AIM OF THE EXERCISE: Filter by the string "letter": return the lines of the material that contain it.

STUDY MATERIAL:

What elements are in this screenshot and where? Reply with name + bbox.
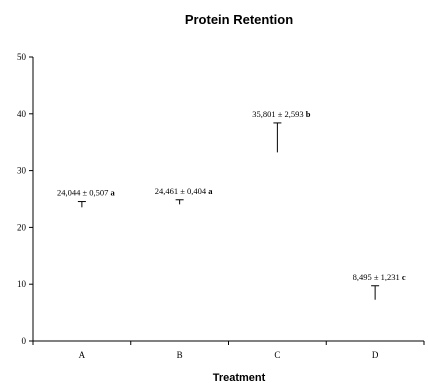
error-bar <box>371 285 380 300</box>
data-labels: 24,044 ± 0,507 a 24,461 ± 0,404 a35,801 ±… <box>57 109 406 282</box>
error-bar-marks <box>77 122 380 300</box>
error-bar <box>273 122 282 153</box>
error-bar <box>77 201 86 208</box>
x-tick-label: B <box>177 350 183 360</box>
y-tick-label: 0 <box>22 336 27 346</box>
error-bar <box>175 199 184 205</box>
x-axis-title: Treatment <box>213 372 266 383</box>
y-tick-label: 50 <box>17 52 27 62</box>
y-tick-label: 20 <box>17 222 27 232</box>
data-label-letter: b <box>306 109 311 119</box>
data-label: 35,801 ± 2,593 b <box>252 109 311 119</box>
data-label-value: 24,461 ± 0,404 <box>155 186 209 196</box>
y-tick-label: 10 <box>17 279 27 289</box>
data-label-letter: a <box>111 188 116 198</box>
data-label: 8,495 ± 1,231 c <box>353 272 406 282</box>
x-axis-ticks: A B C D <box>32 341 425 360</box>
x-tick-label: C <box>274 350 280 360</box>
data-label-letter: c <box>402 272 406 282</box>
chart-title: Protein Retention <box>185 12 293 27</box>
x-tick-label: D <box>372 350 379 360</box>
data-label: 24,461 ± 0,404 a <box>155 186 214 196</box>
data-label-value: 8,495 ± 1,231 <box>353 272 402 282</box>
data-label-value: 24,044 ± 0,507 <box>57 188 111 198</box>
data-label-value: 35,801 ± 2,593 <box>252 109 306 119</box>
x-tick-label: A <box>79 350 86 360</box>
data-label-letter: a <box>208 186 213 196</box>
data-label: 24,044 ± 0,507 a <box>57 188 116 198</box>
y-tick-label: 40 <box>17 109 27 119</box>
y-axis-ticks: 0 10 20 30 40 50 <box>17 52 33 346</box>
y-tick-label: 30 <box>17 166 27 176</box>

EXERCISE SOLUTION:
data-label-letter: b <box>306 109 311 119</box>
data-label-letter: a <box>111 188 116 198</box>
data-label-letter: c <box>402 272 406 282</box>
data-label-letter: a <box>208 186 213 196</box>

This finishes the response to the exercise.